Request ▸
In the lines below, find how many contain the word "JSON" and report that figure alone.

Data extract ▸
>> start
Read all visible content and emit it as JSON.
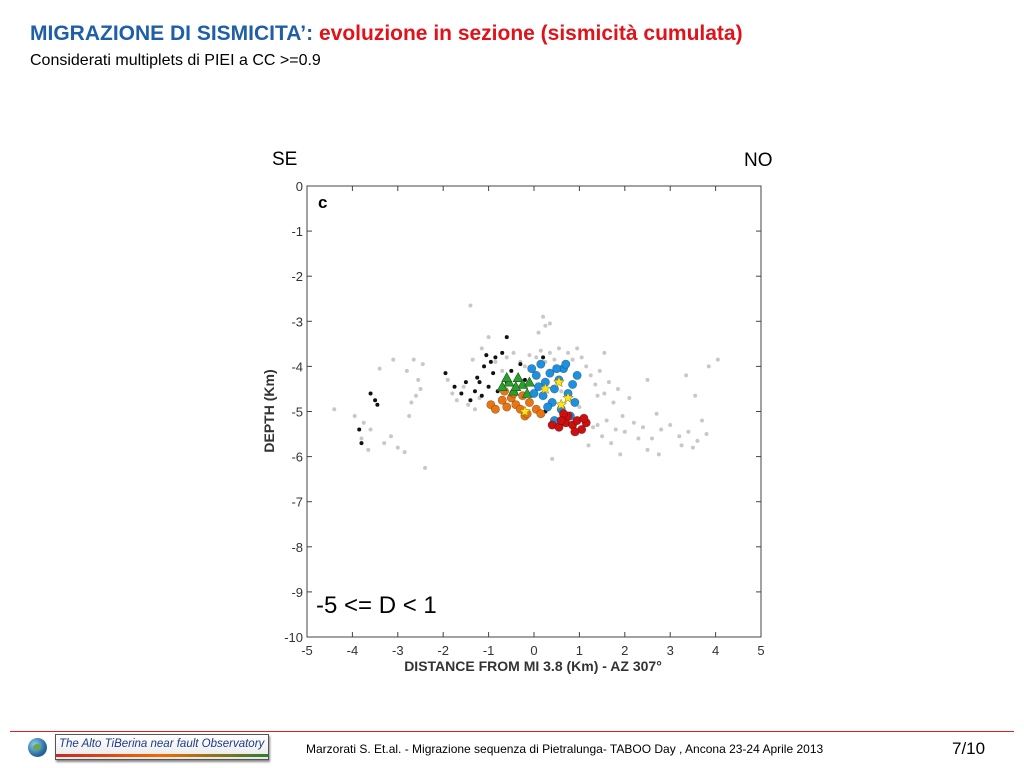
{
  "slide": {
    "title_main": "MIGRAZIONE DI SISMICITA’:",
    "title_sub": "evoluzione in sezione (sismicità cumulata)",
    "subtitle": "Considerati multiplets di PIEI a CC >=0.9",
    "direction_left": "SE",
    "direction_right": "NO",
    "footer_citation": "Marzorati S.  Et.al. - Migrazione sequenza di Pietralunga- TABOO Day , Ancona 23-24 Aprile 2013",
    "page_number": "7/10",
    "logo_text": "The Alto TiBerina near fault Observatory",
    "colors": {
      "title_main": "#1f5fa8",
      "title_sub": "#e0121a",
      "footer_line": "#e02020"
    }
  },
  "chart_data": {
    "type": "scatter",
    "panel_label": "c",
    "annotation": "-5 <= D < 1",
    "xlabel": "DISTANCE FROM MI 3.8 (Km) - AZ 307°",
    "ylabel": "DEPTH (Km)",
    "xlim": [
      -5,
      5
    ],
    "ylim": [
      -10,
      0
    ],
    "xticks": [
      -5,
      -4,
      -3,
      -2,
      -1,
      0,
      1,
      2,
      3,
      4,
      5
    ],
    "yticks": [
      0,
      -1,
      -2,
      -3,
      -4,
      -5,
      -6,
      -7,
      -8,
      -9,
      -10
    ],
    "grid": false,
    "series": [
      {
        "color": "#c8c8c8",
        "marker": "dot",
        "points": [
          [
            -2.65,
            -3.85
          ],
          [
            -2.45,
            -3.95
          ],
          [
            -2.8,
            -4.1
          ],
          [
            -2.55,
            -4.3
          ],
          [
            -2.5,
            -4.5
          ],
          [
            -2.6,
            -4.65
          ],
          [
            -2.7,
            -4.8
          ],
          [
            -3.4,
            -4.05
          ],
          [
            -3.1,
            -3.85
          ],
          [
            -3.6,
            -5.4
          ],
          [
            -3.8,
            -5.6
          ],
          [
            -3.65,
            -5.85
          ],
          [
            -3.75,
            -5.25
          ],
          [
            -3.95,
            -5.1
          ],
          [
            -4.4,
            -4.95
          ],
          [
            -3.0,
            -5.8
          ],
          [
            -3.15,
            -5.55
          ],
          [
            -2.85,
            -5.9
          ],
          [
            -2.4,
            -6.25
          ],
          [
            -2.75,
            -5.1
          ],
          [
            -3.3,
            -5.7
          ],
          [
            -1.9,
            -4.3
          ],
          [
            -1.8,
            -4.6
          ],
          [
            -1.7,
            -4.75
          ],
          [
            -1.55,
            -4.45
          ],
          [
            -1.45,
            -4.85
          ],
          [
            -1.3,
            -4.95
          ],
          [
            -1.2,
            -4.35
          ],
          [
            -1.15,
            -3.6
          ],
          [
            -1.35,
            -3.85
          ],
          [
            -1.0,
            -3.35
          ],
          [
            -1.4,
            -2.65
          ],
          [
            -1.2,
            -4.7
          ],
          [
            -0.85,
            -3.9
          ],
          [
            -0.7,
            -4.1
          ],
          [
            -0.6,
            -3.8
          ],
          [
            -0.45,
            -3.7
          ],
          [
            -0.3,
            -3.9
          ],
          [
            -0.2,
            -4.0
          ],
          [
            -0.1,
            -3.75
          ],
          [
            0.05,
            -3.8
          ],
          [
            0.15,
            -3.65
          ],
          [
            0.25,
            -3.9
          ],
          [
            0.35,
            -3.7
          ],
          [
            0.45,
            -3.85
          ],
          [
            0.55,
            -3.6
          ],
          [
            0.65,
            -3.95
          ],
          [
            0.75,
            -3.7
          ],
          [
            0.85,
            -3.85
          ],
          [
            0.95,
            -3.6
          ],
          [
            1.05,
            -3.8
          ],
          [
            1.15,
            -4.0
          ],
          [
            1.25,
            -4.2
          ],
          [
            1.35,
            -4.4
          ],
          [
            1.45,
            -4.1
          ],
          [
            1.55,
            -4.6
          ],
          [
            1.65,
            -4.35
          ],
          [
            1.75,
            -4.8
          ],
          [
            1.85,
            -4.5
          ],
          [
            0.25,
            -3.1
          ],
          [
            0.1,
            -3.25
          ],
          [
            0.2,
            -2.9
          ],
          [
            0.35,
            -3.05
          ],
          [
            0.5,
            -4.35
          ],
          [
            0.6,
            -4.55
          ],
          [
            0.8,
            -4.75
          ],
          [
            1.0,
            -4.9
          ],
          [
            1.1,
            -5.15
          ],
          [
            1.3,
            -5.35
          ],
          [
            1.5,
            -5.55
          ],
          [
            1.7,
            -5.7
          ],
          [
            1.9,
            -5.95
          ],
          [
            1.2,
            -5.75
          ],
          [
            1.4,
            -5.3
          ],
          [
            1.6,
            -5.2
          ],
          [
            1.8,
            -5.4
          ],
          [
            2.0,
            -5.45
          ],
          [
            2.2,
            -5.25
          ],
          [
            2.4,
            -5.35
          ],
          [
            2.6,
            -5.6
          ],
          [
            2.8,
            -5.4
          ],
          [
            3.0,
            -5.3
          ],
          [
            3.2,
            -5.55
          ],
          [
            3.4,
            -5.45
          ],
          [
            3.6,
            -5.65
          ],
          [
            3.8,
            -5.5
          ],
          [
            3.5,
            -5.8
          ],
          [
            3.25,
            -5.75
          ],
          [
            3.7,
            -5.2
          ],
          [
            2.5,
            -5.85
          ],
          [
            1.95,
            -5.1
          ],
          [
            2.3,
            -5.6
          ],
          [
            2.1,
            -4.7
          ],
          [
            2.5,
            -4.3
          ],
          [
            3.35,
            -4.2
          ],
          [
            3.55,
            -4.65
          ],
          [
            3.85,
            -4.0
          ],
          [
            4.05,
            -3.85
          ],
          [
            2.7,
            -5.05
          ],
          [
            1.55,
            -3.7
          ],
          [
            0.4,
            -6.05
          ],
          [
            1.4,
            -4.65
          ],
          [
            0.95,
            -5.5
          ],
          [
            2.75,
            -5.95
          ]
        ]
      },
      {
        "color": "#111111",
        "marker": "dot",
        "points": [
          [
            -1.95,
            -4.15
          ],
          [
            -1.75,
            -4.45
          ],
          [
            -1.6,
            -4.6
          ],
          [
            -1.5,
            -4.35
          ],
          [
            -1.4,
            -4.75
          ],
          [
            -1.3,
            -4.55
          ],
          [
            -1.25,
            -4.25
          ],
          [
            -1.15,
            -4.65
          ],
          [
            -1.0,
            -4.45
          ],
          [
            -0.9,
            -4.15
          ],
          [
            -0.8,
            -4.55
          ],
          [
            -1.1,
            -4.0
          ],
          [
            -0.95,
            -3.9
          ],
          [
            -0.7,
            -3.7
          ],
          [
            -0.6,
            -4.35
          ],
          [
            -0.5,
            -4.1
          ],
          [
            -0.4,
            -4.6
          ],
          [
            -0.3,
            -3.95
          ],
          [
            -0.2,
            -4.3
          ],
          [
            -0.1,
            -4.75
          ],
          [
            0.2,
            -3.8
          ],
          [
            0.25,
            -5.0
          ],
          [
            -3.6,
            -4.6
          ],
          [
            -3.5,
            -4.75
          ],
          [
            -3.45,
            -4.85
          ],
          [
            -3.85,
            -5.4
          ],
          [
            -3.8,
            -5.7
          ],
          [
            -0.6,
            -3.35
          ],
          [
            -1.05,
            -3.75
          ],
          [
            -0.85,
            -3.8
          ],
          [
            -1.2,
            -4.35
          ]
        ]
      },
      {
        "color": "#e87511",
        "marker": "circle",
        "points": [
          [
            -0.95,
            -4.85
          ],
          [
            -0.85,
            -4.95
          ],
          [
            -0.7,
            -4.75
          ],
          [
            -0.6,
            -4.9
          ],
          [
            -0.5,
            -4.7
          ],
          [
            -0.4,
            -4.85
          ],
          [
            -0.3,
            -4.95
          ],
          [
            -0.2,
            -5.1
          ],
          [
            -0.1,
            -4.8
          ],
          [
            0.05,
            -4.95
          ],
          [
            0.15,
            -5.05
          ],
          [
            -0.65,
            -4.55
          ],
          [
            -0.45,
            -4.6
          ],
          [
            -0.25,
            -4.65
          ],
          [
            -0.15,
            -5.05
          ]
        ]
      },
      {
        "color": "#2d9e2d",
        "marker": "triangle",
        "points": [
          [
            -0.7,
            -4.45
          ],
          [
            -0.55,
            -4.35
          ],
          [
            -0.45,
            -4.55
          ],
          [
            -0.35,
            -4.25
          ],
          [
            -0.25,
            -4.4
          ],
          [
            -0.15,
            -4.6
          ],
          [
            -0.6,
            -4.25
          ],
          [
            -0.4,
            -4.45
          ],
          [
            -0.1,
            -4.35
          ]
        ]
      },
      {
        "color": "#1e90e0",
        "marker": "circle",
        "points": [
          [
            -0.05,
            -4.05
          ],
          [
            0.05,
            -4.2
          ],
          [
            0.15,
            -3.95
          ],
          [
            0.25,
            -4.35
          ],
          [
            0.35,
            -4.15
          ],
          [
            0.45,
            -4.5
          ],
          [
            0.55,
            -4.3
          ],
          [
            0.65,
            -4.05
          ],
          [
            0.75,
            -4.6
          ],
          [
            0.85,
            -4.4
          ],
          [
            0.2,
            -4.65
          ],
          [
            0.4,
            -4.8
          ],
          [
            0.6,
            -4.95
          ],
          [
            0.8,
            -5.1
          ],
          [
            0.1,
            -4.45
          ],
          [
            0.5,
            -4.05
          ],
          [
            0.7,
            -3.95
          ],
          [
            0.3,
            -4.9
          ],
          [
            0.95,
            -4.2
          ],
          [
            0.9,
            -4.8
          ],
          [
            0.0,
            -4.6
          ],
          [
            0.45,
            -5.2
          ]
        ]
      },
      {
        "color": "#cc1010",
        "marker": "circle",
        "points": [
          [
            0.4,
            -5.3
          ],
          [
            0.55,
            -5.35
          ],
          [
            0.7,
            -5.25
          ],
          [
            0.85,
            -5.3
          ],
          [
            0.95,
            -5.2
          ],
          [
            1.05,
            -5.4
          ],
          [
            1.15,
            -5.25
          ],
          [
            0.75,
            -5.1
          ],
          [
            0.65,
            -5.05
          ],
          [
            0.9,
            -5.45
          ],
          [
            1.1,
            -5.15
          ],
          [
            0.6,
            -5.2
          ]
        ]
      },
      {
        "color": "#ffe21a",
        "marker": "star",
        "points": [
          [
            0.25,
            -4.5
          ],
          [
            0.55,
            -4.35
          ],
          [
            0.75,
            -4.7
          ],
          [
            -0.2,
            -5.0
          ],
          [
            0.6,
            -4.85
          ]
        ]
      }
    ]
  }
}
>> end
>> start
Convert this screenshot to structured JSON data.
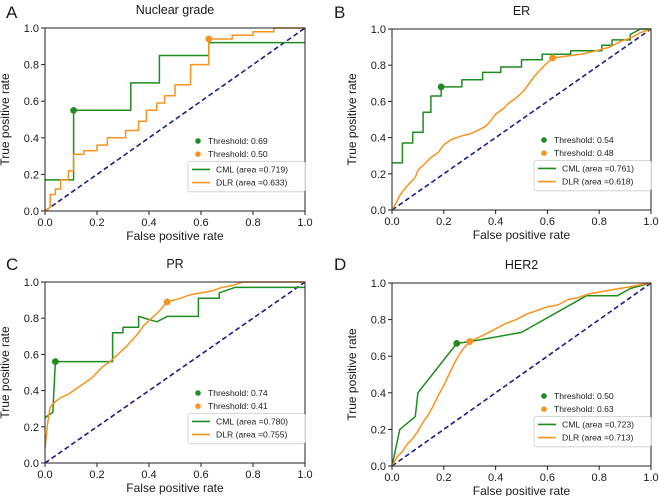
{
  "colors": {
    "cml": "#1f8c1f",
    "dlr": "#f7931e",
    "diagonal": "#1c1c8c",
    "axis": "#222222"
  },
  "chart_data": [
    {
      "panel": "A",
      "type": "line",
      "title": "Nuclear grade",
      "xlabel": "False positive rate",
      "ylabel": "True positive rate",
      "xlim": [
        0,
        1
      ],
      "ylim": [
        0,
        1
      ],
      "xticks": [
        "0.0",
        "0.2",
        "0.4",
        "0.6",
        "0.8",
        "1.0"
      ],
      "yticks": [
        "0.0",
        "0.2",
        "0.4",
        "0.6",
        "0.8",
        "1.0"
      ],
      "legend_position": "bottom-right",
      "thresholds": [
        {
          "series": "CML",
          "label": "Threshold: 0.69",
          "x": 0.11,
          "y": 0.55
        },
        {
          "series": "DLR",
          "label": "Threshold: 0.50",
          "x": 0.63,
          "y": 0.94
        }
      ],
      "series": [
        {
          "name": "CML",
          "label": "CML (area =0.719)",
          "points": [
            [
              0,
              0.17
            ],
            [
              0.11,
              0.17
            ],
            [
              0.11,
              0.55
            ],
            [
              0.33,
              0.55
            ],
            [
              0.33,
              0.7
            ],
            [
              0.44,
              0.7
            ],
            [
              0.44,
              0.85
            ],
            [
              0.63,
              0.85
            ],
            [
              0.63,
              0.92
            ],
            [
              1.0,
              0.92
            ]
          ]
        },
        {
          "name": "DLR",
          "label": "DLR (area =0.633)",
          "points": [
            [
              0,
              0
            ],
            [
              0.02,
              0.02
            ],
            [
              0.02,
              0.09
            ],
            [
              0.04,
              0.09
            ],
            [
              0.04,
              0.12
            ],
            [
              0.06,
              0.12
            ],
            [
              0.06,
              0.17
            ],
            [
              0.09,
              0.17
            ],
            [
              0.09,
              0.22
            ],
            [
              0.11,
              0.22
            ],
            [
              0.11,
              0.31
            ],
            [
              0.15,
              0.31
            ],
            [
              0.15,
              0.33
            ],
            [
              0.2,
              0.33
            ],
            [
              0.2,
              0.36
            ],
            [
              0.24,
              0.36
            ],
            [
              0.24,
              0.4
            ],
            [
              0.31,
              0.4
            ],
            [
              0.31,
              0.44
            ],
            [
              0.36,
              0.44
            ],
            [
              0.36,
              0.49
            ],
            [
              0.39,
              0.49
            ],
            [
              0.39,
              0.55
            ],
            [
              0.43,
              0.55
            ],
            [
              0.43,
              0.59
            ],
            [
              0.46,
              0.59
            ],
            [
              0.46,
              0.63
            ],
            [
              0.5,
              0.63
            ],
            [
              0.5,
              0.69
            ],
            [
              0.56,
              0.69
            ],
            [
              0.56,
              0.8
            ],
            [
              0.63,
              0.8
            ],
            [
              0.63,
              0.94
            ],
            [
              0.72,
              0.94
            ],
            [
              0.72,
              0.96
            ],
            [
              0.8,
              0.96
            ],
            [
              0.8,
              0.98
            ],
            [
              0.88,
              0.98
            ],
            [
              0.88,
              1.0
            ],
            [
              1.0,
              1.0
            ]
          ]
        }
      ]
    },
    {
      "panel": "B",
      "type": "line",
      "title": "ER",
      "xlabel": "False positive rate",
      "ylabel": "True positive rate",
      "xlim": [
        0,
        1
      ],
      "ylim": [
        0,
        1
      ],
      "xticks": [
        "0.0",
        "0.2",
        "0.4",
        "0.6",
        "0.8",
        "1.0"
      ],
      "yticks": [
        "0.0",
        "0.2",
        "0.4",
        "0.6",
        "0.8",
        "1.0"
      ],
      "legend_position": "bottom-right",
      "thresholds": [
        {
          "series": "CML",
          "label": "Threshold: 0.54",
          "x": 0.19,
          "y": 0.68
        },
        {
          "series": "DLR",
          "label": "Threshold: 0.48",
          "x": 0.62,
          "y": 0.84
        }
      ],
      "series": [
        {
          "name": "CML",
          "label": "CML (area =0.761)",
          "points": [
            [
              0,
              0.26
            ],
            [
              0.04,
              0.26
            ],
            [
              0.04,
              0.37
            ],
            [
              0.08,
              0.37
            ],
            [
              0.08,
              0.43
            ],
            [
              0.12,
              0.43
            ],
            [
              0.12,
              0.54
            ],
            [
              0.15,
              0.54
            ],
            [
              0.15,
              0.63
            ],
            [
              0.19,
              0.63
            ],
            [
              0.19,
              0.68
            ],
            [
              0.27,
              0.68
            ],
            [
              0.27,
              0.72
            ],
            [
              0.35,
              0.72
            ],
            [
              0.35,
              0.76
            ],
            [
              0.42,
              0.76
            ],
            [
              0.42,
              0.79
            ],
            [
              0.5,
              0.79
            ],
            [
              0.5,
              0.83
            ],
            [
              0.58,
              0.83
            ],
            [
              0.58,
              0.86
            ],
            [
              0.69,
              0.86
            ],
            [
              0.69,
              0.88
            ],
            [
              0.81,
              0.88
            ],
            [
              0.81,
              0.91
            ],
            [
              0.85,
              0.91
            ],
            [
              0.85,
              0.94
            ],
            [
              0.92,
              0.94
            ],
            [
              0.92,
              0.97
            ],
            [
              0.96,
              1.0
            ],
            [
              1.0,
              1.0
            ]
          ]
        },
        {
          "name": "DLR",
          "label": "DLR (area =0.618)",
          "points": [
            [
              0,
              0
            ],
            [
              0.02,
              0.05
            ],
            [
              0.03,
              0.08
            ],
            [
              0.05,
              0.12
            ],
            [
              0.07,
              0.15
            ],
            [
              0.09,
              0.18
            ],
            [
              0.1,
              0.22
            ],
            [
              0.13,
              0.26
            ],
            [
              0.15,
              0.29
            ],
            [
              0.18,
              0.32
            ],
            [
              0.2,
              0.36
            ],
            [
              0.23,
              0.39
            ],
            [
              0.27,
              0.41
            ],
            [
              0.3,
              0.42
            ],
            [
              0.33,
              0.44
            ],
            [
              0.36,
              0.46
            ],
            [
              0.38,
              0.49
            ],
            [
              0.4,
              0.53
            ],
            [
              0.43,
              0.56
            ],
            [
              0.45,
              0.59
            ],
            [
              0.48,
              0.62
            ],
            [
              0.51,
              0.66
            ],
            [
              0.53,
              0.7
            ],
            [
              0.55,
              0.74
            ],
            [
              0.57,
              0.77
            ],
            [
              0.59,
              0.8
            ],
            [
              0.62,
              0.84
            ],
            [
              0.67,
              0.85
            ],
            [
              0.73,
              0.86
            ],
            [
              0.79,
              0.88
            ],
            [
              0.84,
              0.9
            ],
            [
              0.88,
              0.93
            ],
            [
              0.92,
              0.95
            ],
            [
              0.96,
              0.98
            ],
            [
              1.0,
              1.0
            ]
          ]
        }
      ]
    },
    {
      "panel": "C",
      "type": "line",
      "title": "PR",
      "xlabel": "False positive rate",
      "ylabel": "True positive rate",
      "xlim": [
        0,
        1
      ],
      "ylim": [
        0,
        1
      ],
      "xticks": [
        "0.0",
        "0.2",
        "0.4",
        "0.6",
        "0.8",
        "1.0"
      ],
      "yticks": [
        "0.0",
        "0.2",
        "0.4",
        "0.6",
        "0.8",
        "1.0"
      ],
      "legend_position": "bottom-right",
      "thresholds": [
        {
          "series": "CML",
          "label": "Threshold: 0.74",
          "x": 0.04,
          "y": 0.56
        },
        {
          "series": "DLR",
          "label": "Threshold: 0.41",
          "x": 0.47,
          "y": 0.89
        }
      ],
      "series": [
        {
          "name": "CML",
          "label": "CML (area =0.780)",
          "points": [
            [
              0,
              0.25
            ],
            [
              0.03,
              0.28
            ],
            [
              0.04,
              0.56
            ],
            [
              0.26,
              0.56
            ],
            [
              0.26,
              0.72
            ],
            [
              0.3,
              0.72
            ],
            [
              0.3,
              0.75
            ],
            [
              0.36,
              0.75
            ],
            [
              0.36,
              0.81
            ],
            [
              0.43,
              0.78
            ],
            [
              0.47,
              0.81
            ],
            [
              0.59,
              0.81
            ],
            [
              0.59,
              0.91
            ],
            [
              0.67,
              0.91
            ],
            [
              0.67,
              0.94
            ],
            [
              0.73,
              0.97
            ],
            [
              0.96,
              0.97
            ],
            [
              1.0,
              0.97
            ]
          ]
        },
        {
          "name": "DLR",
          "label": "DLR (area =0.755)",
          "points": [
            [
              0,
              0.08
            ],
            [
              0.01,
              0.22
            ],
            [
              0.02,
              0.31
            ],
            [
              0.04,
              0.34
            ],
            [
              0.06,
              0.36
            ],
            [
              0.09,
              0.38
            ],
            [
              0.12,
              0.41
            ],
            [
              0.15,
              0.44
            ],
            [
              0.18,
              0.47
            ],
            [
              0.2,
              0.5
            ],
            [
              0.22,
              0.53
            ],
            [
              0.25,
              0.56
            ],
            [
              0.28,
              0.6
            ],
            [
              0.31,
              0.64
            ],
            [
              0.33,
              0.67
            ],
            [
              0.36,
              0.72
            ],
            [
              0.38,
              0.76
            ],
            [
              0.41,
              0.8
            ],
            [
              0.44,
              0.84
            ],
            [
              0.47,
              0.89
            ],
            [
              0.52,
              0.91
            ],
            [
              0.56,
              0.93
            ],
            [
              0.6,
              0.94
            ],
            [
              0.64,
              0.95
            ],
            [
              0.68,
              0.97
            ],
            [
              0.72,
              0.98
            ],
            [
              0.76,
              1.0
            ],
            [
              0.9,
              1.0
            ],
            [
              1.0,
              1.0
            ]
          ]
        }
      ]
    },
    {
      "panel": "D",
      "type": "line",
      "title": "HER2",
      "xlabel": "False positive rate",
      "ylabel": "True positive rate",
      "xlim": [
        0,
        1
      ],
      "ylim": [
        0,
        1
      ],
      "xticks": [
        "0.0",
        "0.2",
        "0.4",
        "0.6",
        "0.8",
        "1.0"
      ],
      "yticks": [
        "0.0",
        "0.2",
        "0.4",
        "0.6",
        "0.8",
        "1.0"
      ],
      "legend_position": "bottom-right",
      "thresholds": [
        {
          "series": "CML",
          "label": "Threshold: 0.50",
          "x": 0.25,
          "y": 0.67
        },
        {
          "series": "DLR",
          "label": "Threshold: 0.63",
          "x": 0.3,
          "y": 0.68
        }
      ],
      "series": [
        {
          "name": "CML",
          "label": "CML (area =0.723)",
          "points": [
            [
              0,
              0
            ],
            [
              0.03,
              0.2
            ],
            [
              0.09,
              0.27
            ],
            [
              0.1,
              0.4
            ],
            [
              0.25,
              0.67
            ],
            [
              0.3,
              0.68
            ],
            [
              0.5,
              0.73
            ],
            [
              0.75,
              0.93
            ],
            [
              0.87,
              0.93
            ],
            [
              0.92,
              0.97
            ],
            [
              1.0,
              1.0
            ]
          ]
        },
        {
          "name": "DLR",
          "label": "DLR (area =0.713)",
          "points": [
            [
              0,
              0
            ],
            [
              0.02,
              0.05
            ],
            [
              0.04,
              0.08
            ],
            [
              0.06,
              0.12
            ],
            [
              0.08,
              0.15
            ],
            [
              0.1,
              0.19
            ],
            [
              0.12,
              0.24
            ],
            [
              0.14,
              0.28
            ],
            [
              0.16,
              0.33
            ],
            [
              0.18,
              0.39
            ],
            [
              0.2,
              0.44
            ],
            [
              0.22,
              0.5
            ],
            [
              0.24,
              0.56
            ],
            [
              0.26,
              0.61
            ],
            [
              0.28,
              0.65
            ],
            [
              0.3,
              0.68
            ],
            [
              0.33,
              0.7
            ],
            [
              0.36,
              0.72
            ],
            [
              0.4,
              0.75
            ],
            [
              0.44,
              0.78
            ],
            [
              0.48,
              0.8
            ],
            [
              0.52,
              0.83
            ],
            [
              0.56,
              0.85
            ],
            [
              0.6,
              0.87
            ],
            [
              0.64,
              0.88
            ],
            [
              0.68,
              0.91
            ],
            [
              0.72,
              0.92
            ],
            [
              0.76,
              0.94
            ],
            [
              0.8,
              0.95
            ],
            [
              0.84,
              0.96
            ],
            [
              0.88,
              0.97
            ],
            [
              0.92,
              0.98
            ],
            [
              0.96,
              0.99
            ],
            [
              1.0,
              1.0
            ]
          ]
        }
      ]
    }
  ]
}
>> end
Task solution ▸
2